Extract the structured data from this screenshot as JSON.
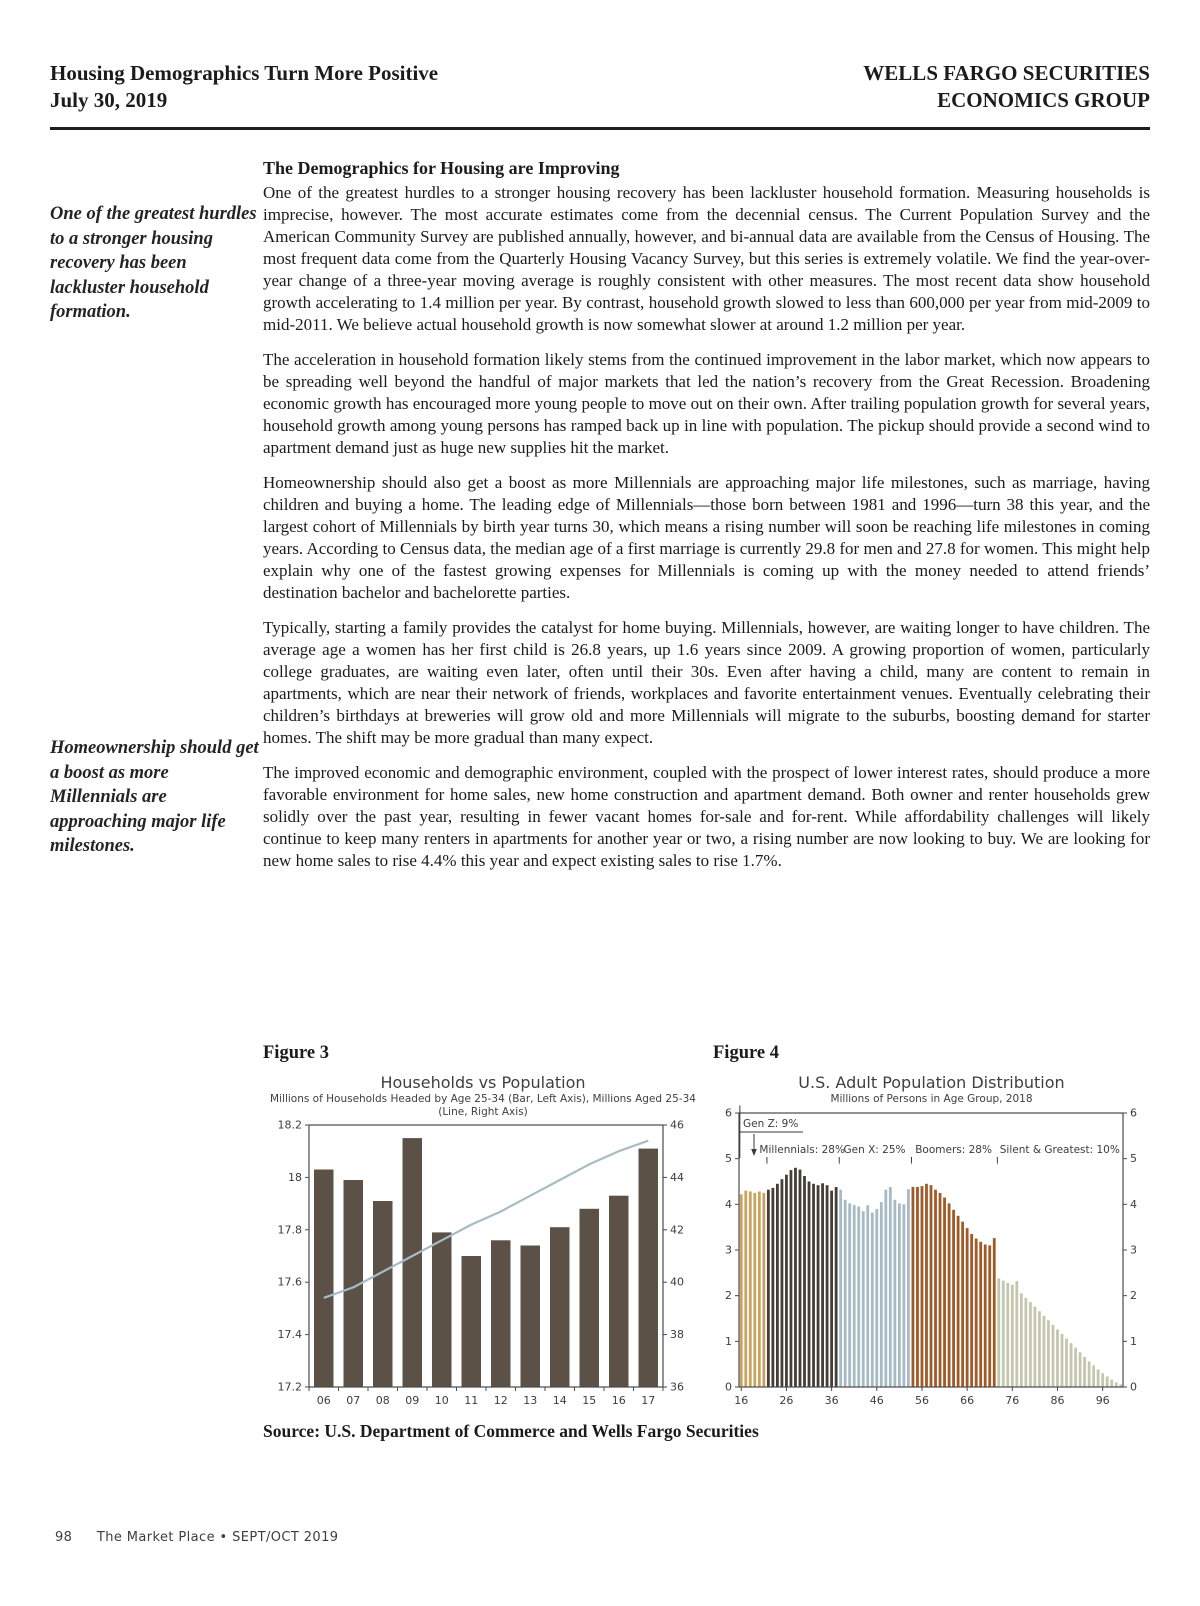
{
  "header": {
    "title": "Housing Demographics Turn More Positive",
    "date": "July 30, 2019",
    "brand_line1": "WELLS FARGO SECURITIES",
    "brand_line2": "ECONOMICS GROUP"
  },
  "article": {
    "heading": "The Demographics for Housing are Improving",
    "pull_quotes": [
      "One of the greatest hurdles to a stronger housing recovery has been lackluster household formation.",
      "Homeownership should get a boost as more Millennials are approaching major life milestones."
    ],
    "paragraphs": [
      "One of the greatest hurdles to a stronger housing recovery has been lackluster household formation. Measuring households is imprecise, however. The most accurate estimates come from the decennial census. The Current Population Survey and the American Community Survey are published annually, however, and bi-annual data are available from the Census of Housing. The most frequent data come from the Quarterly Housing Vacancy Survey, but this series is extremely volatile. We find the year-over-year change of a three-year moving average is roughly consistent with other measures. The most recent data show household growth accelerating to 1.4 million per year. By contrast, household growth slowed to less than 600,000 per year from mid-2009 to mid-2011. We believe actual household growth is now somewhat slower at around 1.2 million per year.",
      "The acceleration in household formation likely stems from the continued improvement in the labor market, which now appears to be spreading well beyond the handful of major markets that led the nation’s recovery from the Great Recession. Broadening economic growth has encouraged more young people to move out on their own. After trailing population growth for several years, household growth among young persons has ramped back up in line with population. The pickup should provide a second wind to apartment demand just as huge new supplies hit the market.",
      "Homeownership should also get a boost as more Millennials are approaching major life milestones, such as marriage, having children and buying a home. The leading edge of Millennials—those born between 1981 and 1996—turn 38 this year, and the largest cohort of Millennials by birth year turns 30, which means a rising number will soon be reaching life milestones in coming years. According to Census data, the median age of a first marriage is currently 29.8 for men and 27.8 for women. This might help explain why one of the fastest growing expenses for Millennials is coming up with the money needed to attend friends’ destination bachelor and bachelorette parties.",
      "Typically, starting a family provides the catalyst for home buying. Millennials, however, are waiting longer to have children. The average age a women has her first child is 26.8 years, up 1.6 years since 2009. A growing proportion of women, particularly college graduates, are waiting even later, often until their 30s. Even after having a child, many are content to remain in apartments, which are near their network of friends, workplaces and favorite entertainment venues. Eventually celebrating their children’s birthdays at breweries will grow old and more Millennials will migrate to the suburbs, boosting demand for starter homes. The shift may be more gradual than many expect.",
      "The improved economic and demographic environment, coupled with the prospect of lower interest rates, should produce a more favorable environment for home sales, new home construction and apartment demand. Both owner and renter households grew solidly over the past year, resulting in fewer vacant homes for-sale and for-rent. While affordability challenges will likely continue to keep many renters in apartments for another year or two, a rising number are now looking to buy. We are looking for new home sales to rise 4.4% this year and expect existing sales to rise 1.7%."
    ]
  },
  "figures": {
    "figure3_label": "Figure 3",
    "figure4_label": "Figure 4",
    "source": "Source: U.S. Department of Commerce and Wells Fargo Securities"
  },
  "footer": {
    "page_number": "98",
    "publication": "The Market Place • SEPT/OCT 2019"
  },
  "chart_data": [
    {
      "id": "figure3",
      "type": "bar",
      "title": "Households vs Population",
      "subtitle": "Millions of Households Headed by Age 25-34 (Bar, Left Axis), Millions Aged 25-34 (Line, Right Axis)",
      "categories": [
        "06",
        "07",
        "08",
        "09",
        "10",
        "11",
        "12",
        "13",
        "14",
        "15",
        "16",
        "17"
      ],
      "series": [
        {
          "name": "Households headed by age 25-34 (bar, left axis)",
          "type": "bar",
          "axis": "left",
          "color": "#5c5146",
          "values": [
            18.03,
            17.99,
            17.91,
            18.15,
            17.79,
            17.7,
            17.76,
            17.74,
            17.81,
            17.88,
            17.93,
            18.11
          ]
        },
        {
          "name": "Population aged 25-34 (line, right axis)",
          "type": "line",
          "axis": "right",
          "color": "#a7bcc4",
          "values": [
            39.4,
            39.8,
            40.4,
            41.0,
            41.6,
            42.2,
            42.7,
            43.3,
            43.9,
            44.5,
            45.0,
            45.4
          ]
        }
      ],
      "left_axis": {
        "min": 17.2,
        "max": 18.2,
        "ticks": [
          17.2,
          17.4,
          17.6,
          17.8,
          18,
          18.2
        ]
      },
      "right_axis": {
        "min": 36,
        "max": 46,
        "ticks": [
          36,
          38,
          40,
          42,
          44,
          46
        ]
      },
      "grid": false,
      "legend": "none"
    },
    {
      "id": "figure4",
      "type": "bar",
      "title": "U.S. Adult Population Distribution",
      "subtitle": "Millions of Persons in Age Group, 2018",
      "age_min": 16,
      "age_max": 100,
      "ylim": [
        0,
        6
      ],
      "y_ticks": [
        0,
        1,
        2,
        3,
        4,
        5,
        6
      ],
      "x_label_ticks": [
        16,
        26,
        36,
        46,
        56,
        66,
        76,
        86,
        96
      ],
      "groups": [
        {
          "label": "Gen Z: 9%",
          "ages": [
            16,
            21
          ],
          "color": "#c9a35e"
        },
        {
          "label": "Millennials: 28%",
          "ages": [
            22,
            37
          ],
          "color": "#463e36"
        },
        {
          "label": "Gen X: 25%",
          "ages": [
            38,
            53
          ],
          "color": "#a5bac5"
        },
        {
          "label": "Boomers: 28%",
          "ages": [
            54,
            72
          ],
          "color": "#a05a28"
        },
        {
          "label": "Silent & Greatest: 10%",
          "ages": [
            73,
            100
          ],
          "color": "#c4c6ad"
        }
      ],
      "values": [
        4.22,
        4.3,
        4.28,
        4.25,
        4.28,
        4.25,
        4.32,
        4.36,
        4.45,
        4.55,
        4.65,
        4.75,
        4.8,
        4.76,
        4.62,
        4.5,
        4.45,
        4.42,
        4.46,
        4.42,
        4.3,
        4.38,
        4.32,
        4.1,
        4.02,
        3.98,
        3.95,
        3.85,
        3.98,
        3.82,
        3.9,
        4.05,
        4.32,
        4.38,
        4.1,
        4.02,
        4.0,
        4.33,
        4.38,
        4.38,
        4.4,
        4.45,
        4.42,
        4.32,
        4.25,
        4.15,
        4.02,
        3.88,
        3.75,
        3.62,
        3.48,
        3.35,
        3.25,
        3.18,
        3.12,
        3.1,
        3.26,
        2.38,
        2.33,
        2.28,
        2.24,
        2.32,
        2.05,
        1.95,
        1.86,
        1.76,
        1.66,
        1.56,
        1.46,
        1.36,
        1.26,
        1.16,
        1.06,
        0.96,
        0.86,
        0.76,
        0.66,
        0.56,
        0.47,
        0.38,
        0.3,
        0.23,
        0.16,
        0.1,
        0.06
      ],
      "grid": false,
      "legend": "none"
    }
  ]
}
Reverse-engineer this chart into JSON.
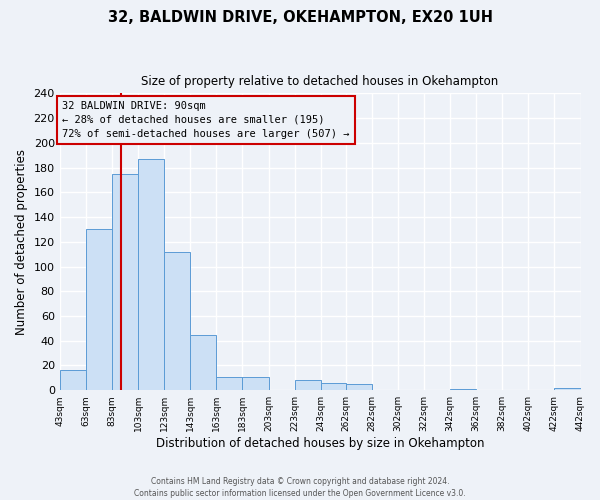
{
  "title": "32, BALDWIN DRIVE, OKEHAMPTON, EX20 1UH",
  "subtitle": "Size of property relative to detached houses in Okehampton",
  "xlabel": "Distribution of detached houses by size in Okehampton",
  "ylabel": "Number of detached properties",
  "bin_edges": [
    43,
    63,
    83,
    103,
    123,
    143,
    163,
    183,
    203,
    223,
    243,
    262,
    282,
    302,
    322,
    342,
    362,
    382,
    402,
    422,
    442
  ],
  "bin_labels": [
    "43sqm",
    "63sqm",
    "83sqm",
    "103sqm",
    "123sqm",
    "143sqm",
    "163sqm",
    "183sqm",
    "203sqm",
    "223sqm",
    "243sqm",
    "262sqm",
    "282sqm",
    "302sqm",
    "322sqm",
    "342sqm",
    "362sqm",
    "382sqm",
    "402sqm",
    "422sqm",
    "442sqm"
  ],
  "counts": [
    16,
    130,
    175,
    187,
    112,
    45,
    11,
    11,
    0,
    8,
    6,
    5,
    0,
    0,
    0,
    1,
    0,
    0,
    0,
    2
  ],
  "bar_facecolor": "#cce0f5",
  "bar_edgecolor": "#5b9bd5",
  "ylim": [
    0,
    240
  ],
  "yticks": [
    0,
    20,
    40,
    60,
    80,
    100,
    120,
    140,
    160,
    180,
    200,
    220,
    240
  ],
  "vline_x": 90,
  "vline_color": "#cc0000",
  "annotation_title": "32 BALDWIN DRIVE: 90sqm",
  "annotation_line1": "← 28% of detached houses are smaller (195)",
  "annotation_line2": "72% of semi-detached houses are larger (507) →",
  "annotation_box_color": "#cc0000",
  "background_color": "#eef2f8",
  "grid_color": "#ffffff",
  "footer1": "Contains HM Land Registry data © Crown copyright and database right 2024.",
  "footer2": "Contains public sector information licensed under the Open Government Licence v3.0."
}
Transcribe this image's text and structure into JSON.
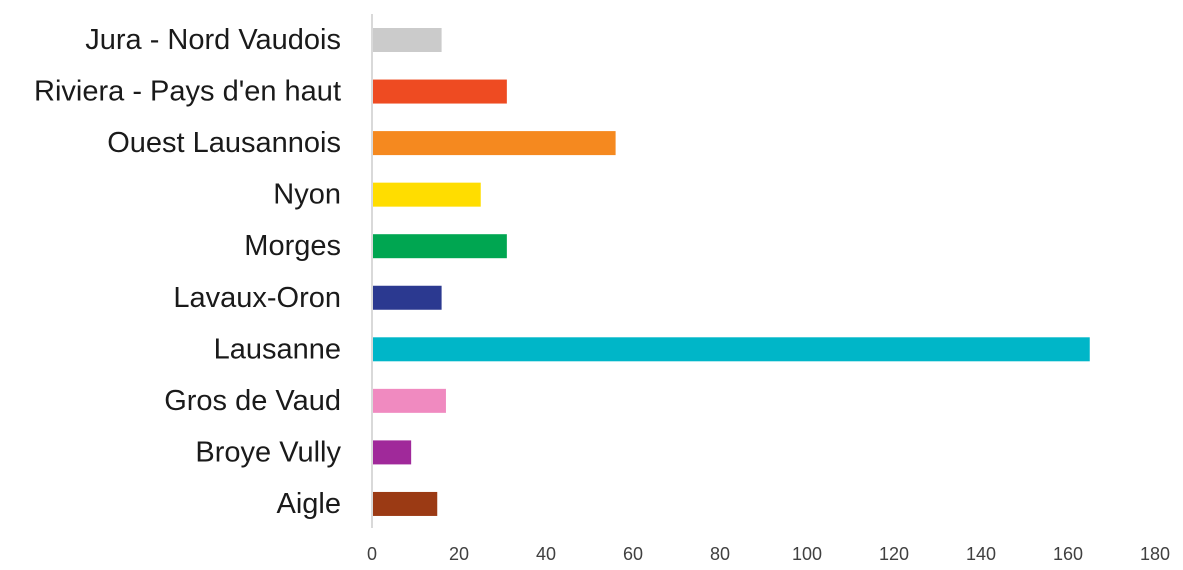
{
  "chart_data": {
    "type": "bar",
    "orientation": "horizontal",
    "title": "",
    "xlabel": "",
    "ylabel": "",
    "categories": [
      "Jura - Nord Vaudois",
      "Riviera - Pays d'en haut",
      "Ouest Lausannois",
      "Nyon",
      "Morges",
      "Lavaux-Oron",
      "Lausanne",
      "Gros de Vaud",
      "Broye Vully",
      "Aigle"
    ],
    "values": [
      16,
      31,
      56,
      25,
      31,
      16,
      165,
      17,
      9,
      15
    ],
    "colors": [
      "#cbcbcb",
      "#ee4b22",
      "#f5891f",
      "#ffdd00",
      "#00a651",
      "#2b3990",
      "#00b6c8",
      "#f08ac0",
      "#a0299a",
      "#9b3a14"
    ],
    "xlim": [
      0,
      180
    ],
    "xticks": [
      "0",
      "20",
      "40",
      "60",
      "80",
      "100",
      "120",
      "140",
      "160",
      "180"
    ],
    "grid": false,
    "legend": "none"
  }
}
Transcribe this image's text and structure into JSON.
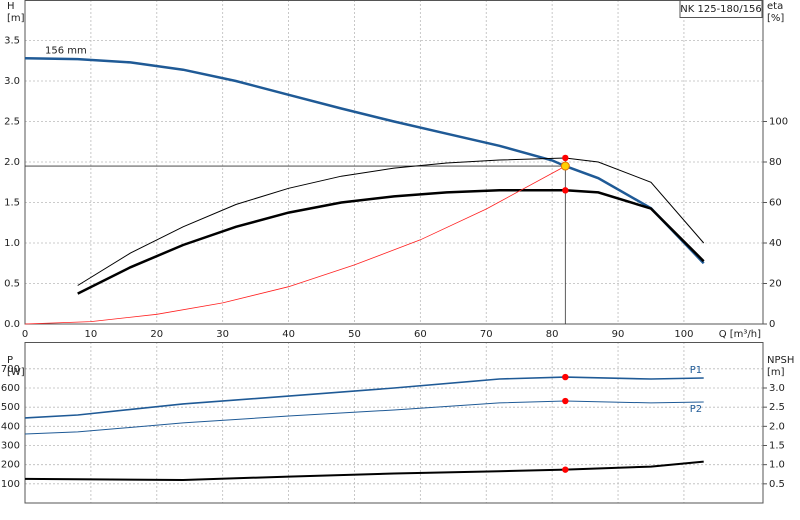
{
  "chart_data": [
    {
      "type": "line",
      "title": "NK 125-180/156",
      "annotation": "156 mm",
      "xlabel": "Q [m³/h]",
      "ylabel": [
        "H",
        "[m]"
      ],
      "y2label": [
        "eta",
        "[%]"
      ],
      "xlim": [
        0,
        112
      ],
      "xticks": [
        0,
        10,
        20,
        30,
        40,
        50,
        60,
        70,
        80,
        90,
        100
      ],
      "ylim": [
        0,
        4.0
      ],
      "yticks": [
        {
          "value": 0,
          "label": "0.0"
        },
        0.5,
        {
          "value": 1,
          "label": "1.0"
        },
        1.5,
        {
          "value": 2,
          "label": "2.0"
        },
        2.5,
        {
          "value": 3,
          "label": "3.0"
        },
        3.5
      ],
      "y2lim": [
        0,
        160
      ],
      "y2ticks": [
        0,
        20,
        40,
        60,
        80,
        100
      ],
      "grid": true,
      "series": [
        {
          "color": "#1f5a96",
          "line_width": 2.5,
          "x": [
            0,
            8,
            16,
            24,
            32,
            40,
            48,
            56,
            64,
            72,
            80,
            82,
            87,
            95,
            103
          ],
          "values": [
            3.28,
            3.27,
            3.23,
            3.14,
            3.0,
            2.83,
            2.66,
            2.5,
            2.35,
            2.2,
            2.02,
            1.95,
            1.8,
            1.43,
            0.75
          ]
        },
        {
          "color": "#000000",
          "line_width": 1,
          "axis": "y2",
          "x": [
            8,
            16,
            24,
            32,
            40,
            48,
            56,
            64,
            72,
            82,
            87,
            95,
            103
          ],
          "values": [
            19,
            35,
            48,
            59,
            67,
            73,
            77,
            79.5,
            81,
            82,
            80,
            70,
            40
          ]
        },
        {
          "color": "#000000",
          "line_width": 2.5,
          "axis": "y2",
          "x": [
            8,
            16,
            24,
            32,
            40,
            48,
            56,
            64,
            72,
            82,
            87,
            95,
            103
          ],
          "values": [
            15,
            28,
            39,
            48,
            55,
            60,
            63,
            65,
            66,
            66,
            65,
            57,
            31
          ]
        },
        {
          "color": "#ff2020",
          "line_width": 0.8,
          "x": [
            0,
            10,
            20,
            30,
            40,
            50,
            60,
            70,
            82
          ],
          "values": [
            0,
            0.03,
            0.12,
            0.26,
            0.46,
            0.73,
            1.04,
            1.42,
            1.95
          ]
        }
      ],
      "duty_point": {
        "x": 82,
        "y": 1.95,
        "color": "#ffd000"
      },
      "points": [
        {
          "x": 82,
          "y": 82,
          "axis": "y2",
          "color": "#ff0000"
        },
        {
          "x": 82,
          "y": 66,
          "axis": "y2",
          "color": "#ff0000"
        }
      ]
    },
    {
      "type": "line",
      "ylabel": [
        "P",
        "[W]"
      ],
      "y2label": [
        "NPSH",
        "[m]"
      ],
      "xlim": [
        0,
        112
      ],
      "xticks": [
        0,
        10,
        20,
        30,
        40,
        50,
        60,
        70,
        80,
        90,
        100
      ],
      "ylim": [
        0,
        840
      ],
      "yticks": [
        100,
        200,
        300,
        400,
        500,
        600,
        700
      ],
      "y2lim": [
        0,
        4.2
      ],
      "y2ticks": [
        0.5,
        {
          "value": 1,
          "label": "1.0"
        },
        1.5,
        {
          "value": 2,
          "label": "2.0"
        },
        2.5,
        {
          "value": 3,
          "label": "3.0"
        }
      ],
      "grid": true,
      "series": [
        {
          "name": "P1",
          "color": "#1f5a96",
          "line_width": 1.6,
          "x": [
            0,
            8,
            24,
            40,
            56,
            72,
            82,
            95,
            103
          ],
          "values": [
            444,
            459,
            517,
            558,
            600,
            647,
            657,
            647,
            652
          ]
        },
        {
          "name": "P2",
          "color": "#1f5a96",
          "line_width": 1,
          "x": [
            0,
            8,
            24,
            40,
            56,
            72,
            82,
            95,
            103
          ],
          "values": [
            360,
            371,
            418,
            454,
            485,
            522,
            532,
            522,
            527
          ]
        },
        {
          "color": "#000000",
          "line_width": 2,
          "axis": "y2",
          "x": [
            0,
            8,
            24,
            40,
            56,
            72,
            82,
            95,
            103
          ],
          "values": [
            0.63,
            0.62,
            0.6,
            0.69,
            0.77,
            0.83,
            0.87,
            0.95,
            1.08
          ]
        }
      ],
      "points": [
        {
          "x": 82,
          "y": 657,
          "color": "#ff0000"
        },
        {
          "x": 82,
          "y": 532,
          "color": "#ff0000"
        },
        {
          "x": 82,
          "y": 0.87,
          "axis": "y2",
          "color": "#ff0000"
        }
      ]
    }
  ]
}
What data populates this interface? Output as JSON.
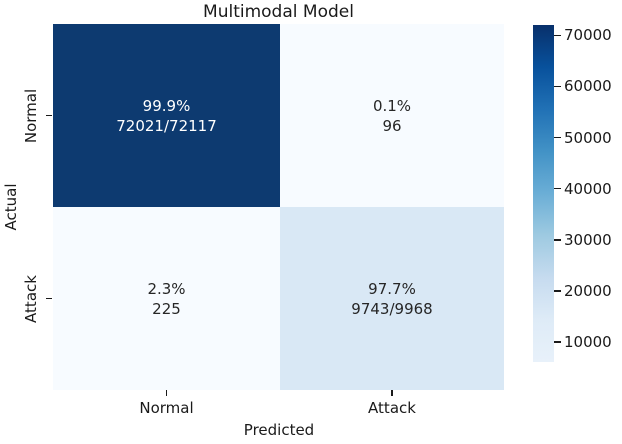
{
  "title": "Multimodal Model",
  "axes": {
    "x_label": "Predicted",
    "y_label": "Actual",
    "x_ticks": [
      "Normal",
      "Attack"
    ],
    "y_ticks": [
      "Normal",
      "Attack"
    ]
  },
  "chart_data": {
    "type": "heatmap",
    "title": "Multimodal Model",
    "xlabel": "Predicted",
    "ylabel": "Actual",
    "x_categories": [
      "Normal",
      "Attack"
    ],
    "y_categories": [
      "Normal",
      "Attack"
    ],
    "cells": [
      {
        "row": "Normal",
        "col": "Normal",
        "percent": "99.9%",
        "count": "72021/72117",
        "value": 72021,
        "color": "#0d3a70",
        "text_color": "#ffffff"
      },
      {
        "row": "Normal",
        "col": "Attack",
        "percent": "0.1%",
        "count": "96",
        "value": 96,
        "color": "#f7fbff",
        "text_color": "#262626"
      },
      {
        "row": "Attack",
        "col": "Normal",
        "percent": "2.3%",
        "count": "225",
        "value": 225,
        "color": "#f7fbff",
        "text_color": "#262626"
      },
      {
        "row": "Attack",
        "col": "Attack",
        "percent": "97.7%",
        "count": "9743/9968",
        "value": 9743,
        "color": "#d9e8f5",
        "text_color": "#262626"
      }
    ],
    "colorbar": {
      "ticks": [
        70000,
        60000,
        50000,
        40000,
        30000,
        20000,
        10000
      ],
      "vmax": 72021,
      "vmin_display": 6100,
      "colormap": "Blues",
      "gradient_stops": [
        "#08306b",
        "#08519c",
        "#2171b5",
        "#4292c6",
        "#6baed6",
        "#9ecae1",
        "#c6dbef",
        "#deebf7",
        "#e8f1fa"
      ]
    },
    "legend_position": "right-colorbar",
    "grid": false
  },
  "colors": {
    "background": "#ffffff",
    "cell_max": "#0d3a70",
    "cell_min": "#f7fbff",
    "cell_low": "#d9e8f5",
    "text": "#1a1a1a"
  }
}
□ □ □ □
* _Task prompt_: For the records above, state how many lines include the string "false", giving the number and nothing else.

* _Exercise solution_: 4